■ Do this:
Return the listing below in full, with every line exactly as it is.

■ Material for this exercise:
━━━━━━━━━━━━━━━━
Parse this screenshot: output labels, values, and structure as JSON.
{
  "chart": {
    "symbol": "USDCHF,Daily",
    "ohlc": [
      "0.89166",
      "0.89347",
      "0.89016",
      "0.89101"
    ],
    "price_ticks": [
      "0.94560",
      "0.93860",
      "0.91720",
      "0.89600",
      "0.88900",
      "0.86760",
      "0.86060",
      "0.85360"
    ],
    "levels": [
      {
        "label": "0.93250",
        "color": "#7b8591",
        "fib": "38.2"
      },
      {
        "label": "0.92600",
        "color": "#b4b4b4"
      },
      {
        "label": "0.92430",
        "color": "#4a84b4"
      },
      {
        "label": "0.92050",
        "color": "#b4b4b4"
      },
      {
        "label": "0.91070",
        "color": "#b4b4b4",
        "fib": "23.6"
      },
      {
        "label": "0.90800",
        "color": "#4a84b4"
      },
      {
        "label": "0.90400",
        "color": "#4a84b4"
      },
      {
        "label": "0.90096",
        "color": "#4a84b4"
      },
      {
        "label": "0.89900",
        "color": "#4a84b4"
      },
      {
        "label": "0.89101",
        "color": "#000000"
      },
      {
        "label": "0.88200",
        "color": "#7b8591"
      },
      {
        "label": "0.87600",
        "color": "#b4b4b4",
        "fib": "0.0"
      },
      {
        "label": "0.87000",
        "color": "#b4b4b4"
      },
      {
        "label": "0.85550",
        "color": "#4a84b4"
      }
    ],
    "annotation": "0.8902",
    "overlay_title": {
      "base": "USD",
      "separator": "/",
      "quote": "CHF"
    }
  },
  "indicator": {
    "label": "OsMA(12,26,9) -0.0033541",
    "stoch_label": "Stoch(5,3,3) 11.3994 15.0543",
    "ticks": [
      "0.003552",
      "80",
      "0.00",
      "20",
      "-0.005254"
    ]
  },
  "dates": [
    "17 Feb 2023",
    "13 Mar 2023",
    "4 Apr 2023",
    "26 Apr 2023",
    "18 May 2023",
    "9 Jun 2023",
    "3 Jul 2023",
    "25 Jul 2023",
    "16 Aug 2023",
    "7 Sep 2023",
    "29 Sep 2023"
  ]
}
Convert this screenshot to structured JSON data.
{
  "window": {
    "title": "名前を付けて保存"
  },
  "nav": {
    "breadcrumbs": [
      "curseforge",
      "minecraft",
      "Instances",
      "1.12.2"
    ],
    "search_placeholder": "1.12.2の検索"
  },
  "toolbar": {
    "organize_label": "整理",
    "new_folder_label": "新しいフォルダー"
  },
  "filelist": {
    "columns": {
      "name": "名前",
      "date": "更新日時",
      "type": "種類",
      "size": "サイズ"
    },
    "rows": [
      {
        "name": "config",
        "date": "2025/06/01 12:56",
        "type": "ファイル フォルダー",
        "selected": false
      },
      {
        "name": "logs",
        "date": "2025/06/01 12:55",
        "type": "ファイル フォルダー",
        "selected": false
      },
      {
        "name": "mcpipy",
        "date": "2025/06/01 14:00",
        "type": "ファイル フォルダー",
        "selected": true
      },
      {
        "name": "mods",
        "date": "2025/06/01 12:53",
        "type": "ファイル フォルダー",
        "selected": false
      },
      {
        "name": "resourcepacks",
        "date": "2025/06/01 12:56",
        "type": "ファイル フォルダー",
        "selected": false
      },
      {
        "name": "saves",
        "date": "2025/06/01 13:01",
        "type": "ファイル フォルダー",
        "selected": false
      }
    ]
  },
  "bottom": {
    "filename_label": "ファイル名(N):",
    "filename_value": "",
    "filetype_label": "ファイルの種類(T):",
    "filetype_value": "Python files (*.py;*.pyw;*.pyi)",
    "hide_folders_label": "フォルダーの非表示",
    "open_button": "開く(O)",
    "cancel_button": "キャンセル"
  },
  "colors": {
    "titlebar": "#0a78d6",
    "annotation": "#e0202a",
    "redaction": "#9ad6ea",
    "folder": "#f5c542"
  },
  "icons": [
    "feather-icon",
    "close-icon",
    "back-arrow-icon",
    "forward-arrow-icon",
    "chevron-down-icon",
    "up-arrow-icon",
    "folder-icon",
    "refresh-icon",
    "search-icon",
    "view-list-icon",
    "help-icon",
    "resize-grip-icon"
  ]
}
━━━━━━━━━━━━━━━━
■ Worked answer:
Parse this screenshot: output labels, values, and structure as JSON.
{
  "chart": {
    "symbol": "USDCHF,Daily",
    "ohlc": [
      "0.89166",
      "0.89347",
      "0.89016",
      "0.89101"
    ],
    "price_ticks": [
      "0.94560",
      "0.93860",
      "0.91720",
      "0.89600",
      "0.88900",
      "0.86760",
      "0.86060",
      "0.85360"
    ],
    "levels": [
      {
        "label": "0.93250",
        "color": "#7b8591",
        "fib": "38.2"
      },
      {
        "label": "0.92600",
        "color": "#b4b4b4"
      },
      {
        "label": "0.92430",
        "color": "#4a84b4"
      },
      {
        "label": "0.92050",
        "color": "#b4b4b4"
      },
      {
        "label": "0.91070",
        "color": "#b4b4b4",
        "fib": "23.6"
      },
      {
        "label": "0.90800",
        "color": "#4a84b4"
      },
      {
        "label": "0.90400",
        "color": "#4a84b4"
      },
      {
        "label": "0.90096",
        "color": "#4a84b4"
      },
      {
        "label": "0.89900",
        "color": "#4a84b4"
      },
      {
        "label": "0.89101",
        "color": "#000000"
      },
      {
        "label": "0.88200",
        "color": "#7b8591"
      },
      {
        "label": "0.87600",
        "color": "#b4b4b4",
        "fib": "0.0"
      },
      {
        "label": "0.87000",
        "color": "#b4b4b4"
      },
      {
        "label": "0.85550",
        "color": "#4a84b4"
      }
    ],
    "annotation": "0.8902",
    "overlay_title": {
      "base": "USD",
      "separator": "/",
      "quote": "CHF"
    }
  },
  "indicator": {
    "label": "OsMA(12,26,9) -0.0033541",
    "stoch_label": "Stoch(5,3,3) 11.3994 15.0543",
    "ticks": [
      "0.003552",
      "80",
      "0.00",
      "20",
      "-0.005254"
    ]
  },
  "dates": [
    "17 Feb 2023",
    "13 Mar 2023",
    "4 Apr 2023",
    "26 Apr 2023",
    "18 May 2023",
    "9 Jun 2023",
    "3 Jul 2023",
    "25 Jul 2023",
    "16 Aug 2023",
    "7 Sep 2023",
    "29 Sep 2023"
  ]
}
Convert this screenshot to structured JSON data.
{
  "window": {
    "title": "名前を付けて保存"
  },
  "nav": {
    "breadcrumbs": [
      "curseforge",
      "minecraft",
      "Instances",
      "1.12.2"
    ],
    "search_placeholder": "1.12.2の検索"
  },
  "toolbar": {
    "organize_label": "整理",
    "new_folder_label": "新しいフォルダー"
  },
  "filelist": {
    "columns": {
      "name": "名前",
      "date": "更新日時",
      "type": "種類",
      "size": "サイズ"
    },
    "rows": [
      {
        "name": "config",
        "date": "2025/06/01 12:56",
        "type": "ファイル フォルダー",
        "selected": false
      },
      {
        "name": "logs",
        "date": "2025/06/01 12:55",
        "type": "ファイル フォルダー",
        "selected": false
      },
      {
        "name": "mcpipy",
        "date": "2025/06/01 14:00",
        "type": "ファイル フォルダー",
        "selected": true
      },
      {
        "name": "mods",
        "date": "2025/06/01 12:53",
        "type": "ファイル フォルダー",
        "selected": false
      },
      {
        "name": "resourcepacks",
        "date": "2025/06/01 12:56",
        "type": "ファイル フォルダー",
        "selected": false
      },
      {
        "name": "saves",
        "date": "2025/06/01 13:01",
        "type": "ファイル フォルダー",
        "selected": false
      }
    ]
  },
  "bottom": {
    "filename_label": "ファイル名(N):",
    "filename_value": "",
    "filetype_label": "ファイルの種類(T):",
    "filetype_value": "Python files (*.py;*.pyw;*.pyi)",
    "hide_folders_label": "フォルダーの非表示",
    "open_button": "開く(O)",
    "cancel_button": "キャンセル"
  },
  "colors": {
    "titlebar": "#0a78d6",
    "annotation": "#e0202a",
    "redaction": "#9ad6ea",
    "folder": "#f5c542"
  },
  "icons": [
    "feather-icon",
    "close-icon",
    "back-arrow-icon",
    "forward-arrow-icon",
    "chevron-down-icon",
    "up-arrow-icon",
    "folder-icon",
    "refresh-icon",
    "search-icon",
    "view-list-icon",
    "help-icon",
    "resize-grip-icon"
  ]
}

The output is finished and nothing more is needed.